● **Supplied data**

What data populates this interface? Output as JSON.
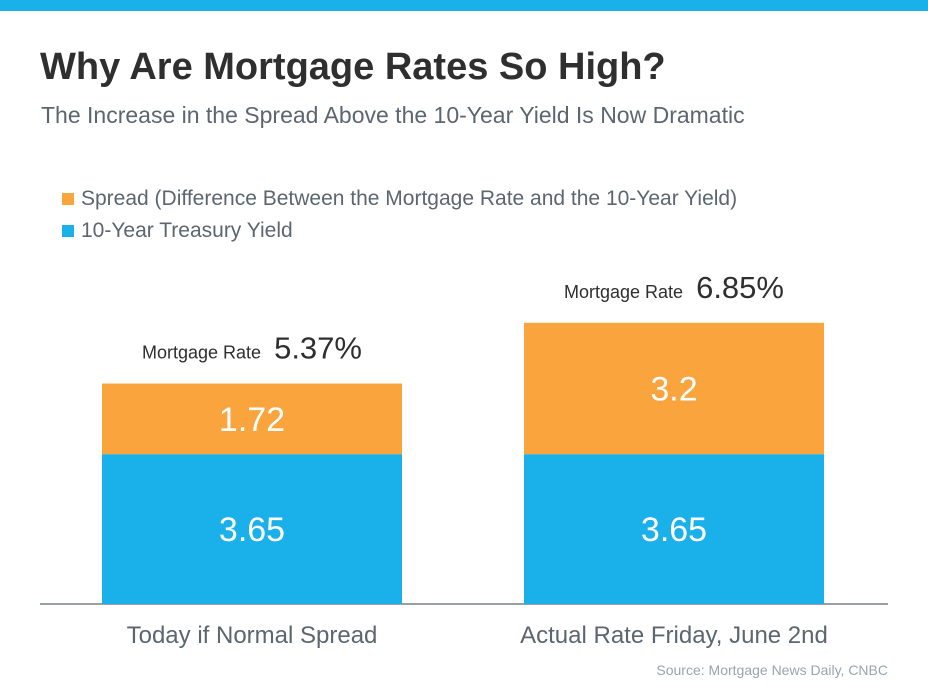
{
  "header": {
    "title": "Why Are Mortgage Rates So High?",
    "subtitle": "The Increase in the Spread Above the 10-Year Yield Is Now Dramatic"
  },
  "colors": {
    "accent_bar": "#1ab0ea",
    "spread": "#f9a43c",
    "treasury": "#1ab0ea"
  },
  "source": "Source: Mortgage News Daily, CNBC",
  "chart_data": {
    "type": "bar",
    "stacked": true,
    "title": "Why Are Mortgage Rates So High?",
    "subtitle": "The Increase in the Spread Above the 10-Year Yield Is Now Dramatic",
    "categories": [
      "Today if Normal Spread",
      "Actual Rate Friday, June 2nd"
    ],
    "series": [
      {
        "name": "10-Year Treasury Yield",
        "values": [
          3.65,
          3.65
        ],
        "color": "#1ab0ea"
      },
      {
        "name": "Spread (Difference Between the Mortgage Rate and the 10-Year Yield)",
        "values": [
          1.72,
          3.2
        ],
        "color": "#f9a43c"
      }
    ],
    "legend": [
      {
        "label": "Spread (Difference Between the Mortgage Rate and the 10-Year Yield)",
        "color": "#f9a43c"
      },
      {
        "label": "10-Year Treasury Yield",
        "color": "#1ab0ea"
      }
    ],
    "data_labels": [
      [
        "3.65",
        "1.72"
      ],
      [
        "3.65",
        "3.2"
      ]
    ],
    "totals": [
      {
        "label": "Mortgage Rate",
        "value": "5.37%"
      },
      {
        "label": "Mortgage Rate",
        "value": "6.85%"
      }
    ],
    "ylim": [
      0,
      7.6
    ],
    "grid": false,
    "legend_position": "top-left",
    "xlabel": "",
    "ylabel": ""
  }
}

● **What to produce**
Go through the entries above and print each one exactly, minus the pictures.

● **Output below**
What data populates this interface? Output as JSON.
{
  "header": {
    "title": "Why Are Mortgage Rates So High?",
    "subtitle": "The Increase in the Spread Above the 10-Year Yield Is Now Dramatic"
  },
  "colors": {
    "accent_bar": "#1ab0ea",
    "spread": "#f9a43c",
    "treasury": "#1ab0ea"
  },
  "source": "Source: Mortgage News Daily, CNBC",
  "chart_data": {
    "type": "bar",
    "stacked": true,
    "title": "Why Are Mortgage Rates So High?",
    "subtitle": "The Increase in the Spread Above the 10-Year Yield Is Now Dramatic",
    "categories": [
      "Today if Normal Spread",
      "Actual Rate Friday, June 2nd"
    ],
    "series": [
      {
        "name": "10-Year Treasury Yield",
        "values": [
          3.65,
          3.65
        ],
        "color": "#1ab0ea"
      },
      {
        "name": "Spread (Difference Between the Mortgage Rate and the 10-Year Yield)",
        "values": [
          1.72,
          3.2
        ],
        "color": "#f9a43c"
      }
    ],
    "legend": [
      {
        "label": "Spread (Difference Between the Mortgage Rate and the 10-Year Yield)",
        "color": "#f9a43c"
      },
      {
        "label": "10-Year Treasury Yield",
        "color": "#1ab0ea"
      }
    ],
    "data_labels": [
      [
        "3.65",
        "1.72"
      ],
      [
        "3.65",
        "3.2"
      ]
    ],
    "totals": [
      {
        "label": "Mortgage Rate",
        "value": "5.37%"
      },
      {
        "label": "Mortgage Rate",
        "value": "6.85%"
      }
    ],
    "ylim": [
      0,
      7.6
    ],
    "grid": false,
    "legend_position": "top-left",
    "xlabel": "",
    "ylabel": ""
  }
}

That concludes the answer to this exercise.